(Extracts from a graphics dataset)
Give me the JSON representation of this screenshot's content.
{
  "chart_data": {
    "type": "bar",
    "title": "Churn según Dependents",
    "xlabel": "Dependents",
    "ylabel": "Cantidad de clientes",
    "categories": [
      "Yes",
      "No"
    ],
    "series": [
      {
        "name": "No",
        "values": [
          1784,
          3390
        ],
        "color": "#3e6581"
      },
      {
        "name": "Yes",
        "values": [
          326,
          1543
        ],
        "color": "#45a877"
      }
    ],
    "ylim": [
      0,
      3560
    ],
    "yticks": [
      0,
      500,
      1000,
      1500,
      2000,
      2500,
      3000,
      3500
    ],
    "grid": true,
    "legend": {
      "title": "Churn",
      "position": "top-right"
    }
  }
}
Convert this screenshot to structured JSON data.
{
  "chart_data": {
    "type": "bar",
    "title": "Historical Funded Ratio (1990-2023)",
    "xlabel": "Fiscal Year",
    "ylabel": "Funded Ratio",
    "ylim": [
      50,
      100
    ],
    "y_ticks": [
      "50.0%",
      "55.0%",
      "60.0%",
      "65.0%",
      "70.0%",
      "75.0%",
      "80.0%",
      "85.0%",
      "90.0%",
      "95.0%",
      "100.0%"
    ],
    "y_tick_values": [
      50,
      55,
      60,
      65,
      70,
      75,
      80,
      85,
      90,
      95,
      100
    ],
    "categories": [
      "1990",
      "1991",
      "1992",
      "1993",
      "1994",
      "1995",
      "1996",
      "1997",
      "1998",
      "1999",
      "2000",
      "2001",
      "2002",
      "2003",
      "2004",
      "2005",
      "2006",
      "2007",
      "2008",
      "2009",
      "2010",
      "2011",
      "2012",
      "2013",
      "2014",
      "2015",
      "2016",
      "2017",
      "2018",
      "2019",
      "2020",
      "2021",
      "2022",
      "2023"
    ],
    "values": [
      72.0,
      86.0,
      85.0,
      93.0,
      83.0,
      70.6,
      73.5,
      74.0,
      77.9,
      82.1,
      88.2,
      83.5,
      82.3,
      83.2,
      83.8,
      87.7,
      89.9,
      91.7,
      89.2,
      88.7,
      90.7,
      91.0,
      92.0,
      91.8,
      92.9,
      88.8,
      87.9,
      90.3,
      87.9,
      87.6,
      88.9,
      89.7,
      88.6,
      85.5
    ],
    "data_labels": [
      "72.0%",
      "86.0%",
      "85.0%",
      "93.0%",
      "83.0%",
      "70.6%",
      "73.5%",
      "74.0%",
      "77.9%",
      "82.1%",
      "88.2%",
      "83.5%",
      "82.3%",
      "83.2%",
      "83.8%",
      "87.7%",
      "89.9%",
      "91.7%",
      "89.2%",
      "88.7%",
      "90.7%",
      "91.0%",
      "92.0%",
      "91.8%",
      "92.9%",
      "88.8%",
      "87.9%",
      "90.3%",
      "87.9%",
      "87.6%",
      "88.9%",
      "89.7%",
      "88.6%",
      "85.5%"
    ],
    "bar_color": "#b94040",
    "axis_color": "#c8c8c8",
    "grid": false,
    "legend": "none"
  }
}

▸ **Requirement**
Copy out each record exactly as given, omitting none.

▸ **Complete output**
Give me the JSON representation of this screenshot's content.
{
  "chart_data": {
    "type": "bar",
    "title": "Churn según Dependents",
    "xlabel": "Dependents",
    "ylabel": "Cantidad de clientes",
    "categories": [
      "Yes",
      "No"
    ],
    "series": [
      {
        "name": "No",
        "values": [
          1784,
          3390
        ],
        "color": "#3e6581"
      },
      {
        "name": "Yes",
        "values": [
          326,
          1543
        ],
        "color": "#45a877"
      }
    ],
    "ylim": [
      0,
      3560
    ],
    "yticks": [
      0,
      500,
      1000,
      1500,
      2000,
      2500,
      3000,
      3500
    ],
    "grid": true,
    "legend": {
      "title": "Churn",
      "position": "top-right"
    }
  }
}
Convert this screenshot to structured JSON data.
{
  "chart_data": {
    "type": "bar",
    "title": "Historical Funded Ratio (1990-2023)",
    "xlabel": "Fiscal Year",
    "ylabel": "Funded Ratio",
    "ylim": [
      50,
      100
    ],
    "y_ticks": [
      "50.0%",
      "55.0%",
      "60.0%",
      "65.0%",
      "70.0%",
      "75.0%",
      "80.0%",
      "85.0%",
      "90.0%",
      "95.0%",
      "100.0%"
    ],
    "y_tick_values": [
      50,
      55,
      60,
      65,
      70,
      75,
      80,
      85,
      90,
      95,
      100
    ],
    "categories": [
      "1990",
      "1991",
      "1992",
      "1993",
      "1994",
      "1995",
      "1996",
      "1997",
      "1998",
      "1999",
      "2000",
      "2001",
      "2002",
      "2003",
      "2004",
      "2005",
      "2006",
      "2007",
      "2008",
      "2009",
      "2010",
      "2011",
      "2012",
      "2013",
      "2014",
      "2015",
      "2016",
      "2017",
      "2018",
      "2019",
      "2020",
      "2021",
      "2022",
      "2023"
    ],
    "values": [
      72.0,
      86.0,
      85.0,
      93.0,
      83.0,
      70.6,
      73.5,
      74.0,
      77.9,
      82.1,
      88.2,
      83.5,
      82.3,
      83.2,
      83.8,
      87.7,
      89.9,
      91.7,
      89.2,
      88.7,
      90.7,
      91.0,
      92.0,
      91.8,
      92.9,
      88.8,
      87.9,
      90.3,
      87.9,
      87.6,
      88.9,
      89.7,
      88.6,
      85.5
    ],
    "data_labels": [
      "72.0%",
      "86.0%",
      "85.0%",
      "93.0%",
      "83.0%",
      "70.6%",
      "73.5%",
      "74.0%",
      "77.9%",
      "82.1%",
      "88.2%",
      "83.5%",
      "82.3%",
      "83.2%",
      "83.8%",
      "87.7%",
      "89.9%",
      "91.7%",
      "89.2%",
      "88.7%",
      "90.7%",
      "91.0%",
      "92.0%",
      "91.8%",
      "92.9%",
      "88.8%",
      "87.9%",
      "90.3%",
      "87.9%",
      "87.6%",
      "88.9%",
      "89.7%",
      "88.6%",
      "85.5%"
    ],
    "bar_color": "#b94040",
    "axis_color": "#c8c8c8",
    "grid": false,
    "legend": "none"
  }
}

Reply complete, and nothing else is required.